* _What is being asked_
Reproduce the material in full, exactly as written.

* _Input data_
[Start]

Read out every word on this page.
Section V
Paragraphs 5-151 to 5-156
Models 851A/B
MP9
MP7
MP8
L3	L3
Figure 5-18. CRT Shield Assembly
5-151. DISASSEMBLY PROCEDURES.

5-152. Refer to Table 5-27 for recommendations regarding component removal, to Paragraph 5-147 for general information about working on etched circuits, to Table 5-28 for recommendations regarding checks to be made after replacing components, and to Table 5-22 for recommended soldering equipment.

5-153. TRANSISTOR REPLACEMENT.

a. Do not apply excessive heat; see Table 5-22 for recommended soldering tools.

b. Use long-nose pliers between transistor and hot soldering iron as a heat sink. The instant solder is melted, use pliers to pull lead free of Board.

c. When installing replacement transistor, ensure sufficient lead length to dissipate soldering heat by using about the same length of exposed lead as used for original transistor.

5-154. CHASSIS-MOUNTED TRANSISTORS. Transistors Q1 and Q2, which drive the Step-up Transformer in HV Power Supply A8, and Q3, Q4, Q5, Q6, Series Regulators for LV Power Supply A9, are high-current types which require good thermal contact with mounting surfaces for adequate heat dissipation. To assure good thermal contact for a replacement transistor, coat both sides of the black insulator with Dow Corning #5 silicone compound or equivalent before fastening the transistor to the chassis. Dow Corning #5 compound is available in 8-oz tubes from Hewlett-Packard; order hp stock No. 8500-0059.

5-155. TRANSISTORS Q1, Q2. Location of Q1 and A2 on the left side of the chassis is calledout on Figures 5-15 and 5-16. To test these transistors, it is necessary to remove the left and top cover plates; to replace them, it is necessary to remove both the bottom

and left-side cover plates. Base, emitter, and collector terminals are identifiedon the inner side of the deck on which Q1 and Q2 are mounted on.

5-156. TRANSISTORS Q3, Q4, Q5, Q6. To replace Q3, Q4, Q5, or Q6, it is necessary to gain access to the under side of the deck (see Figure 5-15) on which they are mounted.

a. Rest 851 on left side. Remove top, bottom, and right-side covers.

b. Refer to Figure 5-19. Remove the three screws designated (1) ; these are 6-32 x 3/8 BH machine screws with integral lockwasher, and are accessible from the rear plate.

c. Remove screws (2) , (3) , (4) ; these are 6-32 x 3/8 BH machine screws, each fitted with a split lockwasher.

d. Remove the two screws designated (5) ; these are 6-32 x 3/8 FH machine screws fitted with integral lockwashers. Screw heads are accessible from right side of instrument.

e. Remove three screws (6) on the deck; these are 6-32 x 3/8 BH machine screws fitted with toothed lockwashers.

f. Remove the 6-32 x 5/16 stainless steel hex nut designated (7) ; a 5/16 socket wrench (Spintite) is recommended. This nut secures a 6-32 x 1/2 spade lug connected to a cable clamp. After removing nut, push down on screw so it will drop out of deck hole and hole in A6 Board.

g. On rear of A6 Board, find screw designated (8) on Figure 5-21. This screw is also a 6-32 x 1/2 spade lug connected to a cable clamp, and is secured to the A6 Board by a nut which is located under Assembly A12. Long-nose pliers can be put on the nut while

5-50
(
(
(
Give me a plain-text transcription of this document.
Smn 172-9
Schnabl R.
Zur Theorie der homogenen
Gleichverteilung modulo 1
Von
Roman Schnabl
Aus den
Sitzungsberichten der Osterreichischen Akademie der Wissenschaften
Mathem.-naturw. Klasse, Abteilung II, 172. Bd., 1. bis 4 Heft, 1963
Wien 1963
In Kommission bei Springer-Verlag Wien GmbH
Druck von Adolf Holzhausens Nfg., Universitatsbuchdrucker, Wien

[End]

* _Task answer_
Read out every word on this page.
Section V
Paragraphs 5-151 to 5-156
Models 851A/B
MP9
MP7
MP8
L3	L3
Figure 5-18. CRT Shield Assembly
5-151. DISASSEMBLY PROCEDURES.

5-152. Refer to Table 5-27 for recommendations regarding component removal, to Paragraph 5-147 for general information about working on etched circuits, to Table 5-28 for recommendations regarding checks to be made after replacing components, and to Table 5-22 for recommended soldering equipment.

5-153. TRANSISTOR REPLACEMENT.

a. Do not apply excessive heat; see Table 5-22 for recommended soldering tools.

b. Use long-nose pliers between transistor and hot soldering iron as a heat sink. The instant solder is melted, use pliers to pull lead free of Board.

c. When installing replacement transistor, ensure sufficient lead length to dissipate soldering heat by using about the same length of exposed lead as used for original transistor.

5-154. CHASSIS-MOUNTED TRANSISTORS. Transistors Q1 and Q2, which drive the Step-up Transformer in HV Power Supply A8, and Q3, Q4, Q5, Q6, Series Regulators for LV Power Supply A9, are high-current types which require good thermal contact with mounting surfaces for adequate heat dissipation. To assure good thermal contact for a replacement transistor, coat both sides of the black insulator with Dow Corning #5 silicone compound or equivalent before fastening the transistor to the chassis. Dow Corning #5 compound is available in 8-oz tubes from Hewlett-Packard; order hp stock No. 8500-0059.

5-155. TRANSISTORS Q1, Q2. Location of Q1 and A2 on the left side of the chassis is calledout on Figures 5-15 and 5-16. To test these transistors, it is necessary to remove the left and top cover plates; to replace them, it is necessary to remove both the bottom

and left-side cover plates. Base, emitter, and collector terminals are identifiedon the inner side of the deck on which Q1 and Q2 are mounted on.

5-156. TRANSISTORS Q3, Q4, Q5, Q6. To replace Q3, Q4, Q5, or Q6, it is necessary to gain access to the under side of the deck (see Figure 5-15) on which they are mounted.

a. Rest 851 on left side. Remove top, bottom, and right-side covers.

b. Refer to Figure 5-19. Remove the three screws designated (1) ; these are 6-32 x 3/8 BH machine screws with integral lockwasher, and are accessible from the rear plate.

c. Remove screws (2) , (3) , (4) ; these are 6-32 x 3/8 BH machine screws, each fitted with a split lockwasher.

d. Remove the two screws designated (5) ; these are 6-32 x 3/8 FH machine screws fitted with integral lockwashers. Screw heads are accessible from right side of instrument.

e. Remove three screws (6) on the deck; these are 6-32 x 3/8 BH machine screws fitted with toothed lockwashers.

f. Remove the 6-32 x 5/16 stainless steel hex nut designated (7) ; a 5/16 socket wrench (Spintite) is recommended. This nut secures a 6-32 x 1/2 spade lug connected to a cable clamp. After removing nut, push down on screw so it will drop out of deck hole and hole in A6 Board.

g. On rear of A6 Board, find screw designated (8) on Figure 5-21. This screw is also a 6-32 x 1/2 spade lug connected to a cable clamp, and is secured to the A6 Board by a nut which is located under Assembly A12. Long-nose pliers can be put on the nut while

5-50
(
(
(
Give me a plain-text transcription of this document.
Smn 172-9
Schnabl R.
Zur Theorie der homogenen
Gleichverteilung modulo 1
Von
Roman Schnabl
Aus den
Sitzungsberichten der Osterreichischen Akademie der Wissenschaften
Mathem.-naturw. Klasse, Abteilung II, 172. Bd., 1. bis 4 Heft, 1963
Wien 1963
In Kommission bei Springer-Verlag Wien GmbH
Druck von Adolf Holzhausens Nfg., Universitatsbuchdrucker, Wien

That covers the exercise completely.